Start of Provided material

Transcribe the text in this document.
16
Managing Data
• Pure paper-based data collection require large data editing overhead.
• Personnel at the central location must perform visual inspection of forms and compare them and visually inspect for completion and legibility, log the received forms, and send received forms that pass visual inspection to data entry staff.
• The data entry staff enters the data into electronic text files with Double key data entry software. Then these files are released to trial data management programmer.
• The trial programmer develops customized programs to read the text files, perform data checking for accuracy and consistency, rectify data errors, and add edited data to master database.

End of Provided material

◆ Work to do ◆
Make an exact copy of the listing, including every line.

◆ Result below ◆
Transcribe the text in this document.
16
Managing Data
• Pure paper-based data collection require large data editing overhead.
• Personnel at the central location must perform visual inspection of forms and compare them and visually inspect for completion and legibility, log the received forms, and send received forms that pass visual inspection to data entry staff.
• The data entry staff enters the data into electronic text files with Double key data entry software. Then these files are released to trial data management programmer.
• The trial programmer develops customized programs to read the text files, perform data checking for accuracy and consistency, rectify data errors, and add edited data to master database.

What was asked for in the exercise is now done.